Task directions: In the entries that follow, how many lines contain "المحابــر"? Answer with the number only.
═══ Record list ═══
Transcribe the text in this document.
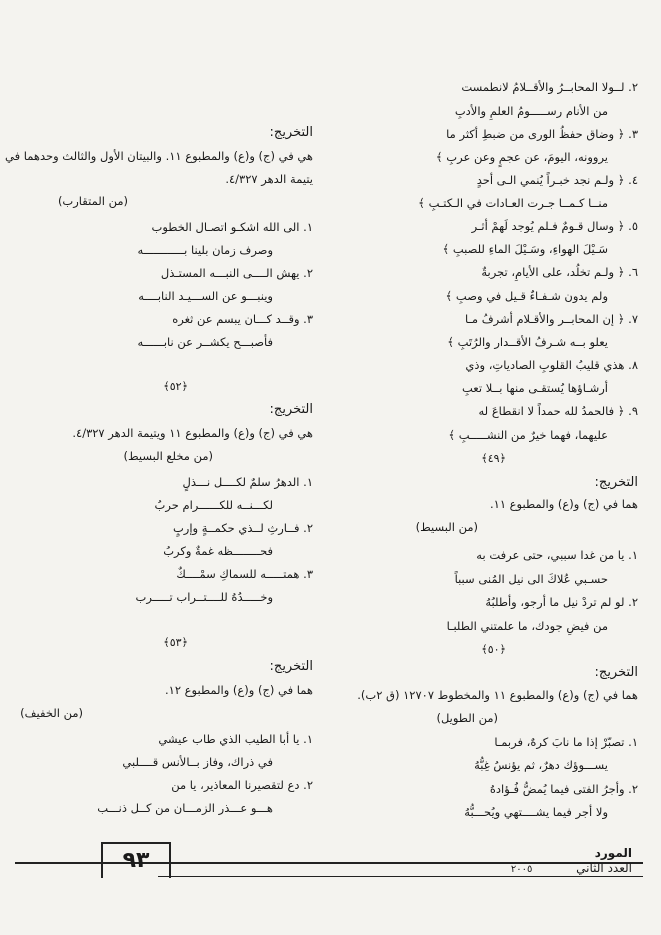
٢. لــولا المحابــرُ والأقــلامُ لانطمست
من الأنام رســـــومُ العلمِ والأدبِ
٣. ﴿ وضاق حفظُ الورى من ضبطِ أكثر ما
يروونه، اليومَ، عن عجمٍ وعن عربِ ﴾
٤. ﴿ ولـم نجد خبـراً يُنمي الـى أحدٍ
منــا كـمــا جـرت العـادات في الـكتـبِ ﴾
٥. ﴿ وسال قـومٌ فـلم يُوجد لَهمْ أثـر
سَـيْلَ الهواءِ، وسَـيْلَ الماءِ للصببِ ﴾
٦. ﴿ ولـم تخلُد، على الأيامِ، تجربةٌ
ولم يدون شـفـاءٌ قـيل في وصبِ ﴾
٧. ﴿ إن المحابــر والأقـلام أشرفُ مـا
يعلو بــه شـرفُ الأقــدار والرُتَبِ ﴾
٨. هذي قليبُ القلوبِ الصادياتِ، وذي
أرشـاؤها يُستقـى منها بــلا تعبِ
٩. ﴿ فالحمدُ لله حمداً لا انقطاعَ له
عليهما، فهما خيرٌ من النشـــــبِ ﴾
﴿٤٩﴾
التخريج:
هما في (ج) و(ع) والمطبوع ١١.
(من البسيط)
١. يا من غدا سببي، حتى عرفت به
حسـبي عُلاكَ الى نيل المُنى سبباً
٢. لو لم تردْ نيل ما أرجو، وأطلبُهُ
من فيضِ جودك، ما علمتني الطلبـا
﴿٥٠﴾
التخريج:
هما في (ج) و(ع) والمطبوع ١١ والمخطوط ١٢٧٠٧ (ق ٢ب).
(من الطويل)
١. تصبّرْ إذا ما نابَ كرهٌ، فربمـا
يســـوؤك دهرٌ، ثم يؤنسُ غِبُّهُ
٢. وأجرُ الفتى فيما يُمضُّ فُـؤادهُ
ولا أجر فيما يشــــتهي ويُحـــبُّهُ
التخريج:
هي في (ج) و(ع) والمطبوع ١١. والبيتان الأول والثالث وحدهما في
يتيمة الدهر ٤/٣٢٧.
(من المتقارب)
١. الى الله اشكـو اتصـال الخطوب
وصرف زمان بلينا بــــــــــــه
٢. يهش الــــى النبـــه المستـذل
وينبـــو عن الســـيـد النابــــه
٣. وقــد كـــان يبسم عن ثغره
فأصبـــح يكشــر عن نابــــــه
﴿٥٢﴾
التخريج:
هي في (ج) و(ع) والمطبوع ١١ ويتيمة الدهر ٤/٣٢٧.
(من مخلع البسيط)
١. الدهرُ سلمٌ لكــــل نـــذلٍ
لكـــنــه للكــــــرام حربُ
٢. فــارثِ لــذي حكمــةٍ وإربٍ
فحــــــــظه غمةٌ وكربُ
٣. همتـــــه للسماكِ سمْــــكٌ
وخـــــدُهُ للــــتــراب تـــــرب
﴿٥٣﴾
التخريج:
هما في (ج) و(ع) والمطبوع ١٢.
(من الخفيف)
١. يا أبا الطيب الذي طاب عيشي
في ذراك، وفاز بــالأنس قــــلبي
٢. دع لتقصيرنا المعاذير، يا من
هـــو عـــذر الزمـــان من كــل ذنـــب
٩٣	المورد
العدد الثاني ٢٠٠٥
═══
Correct answer: 2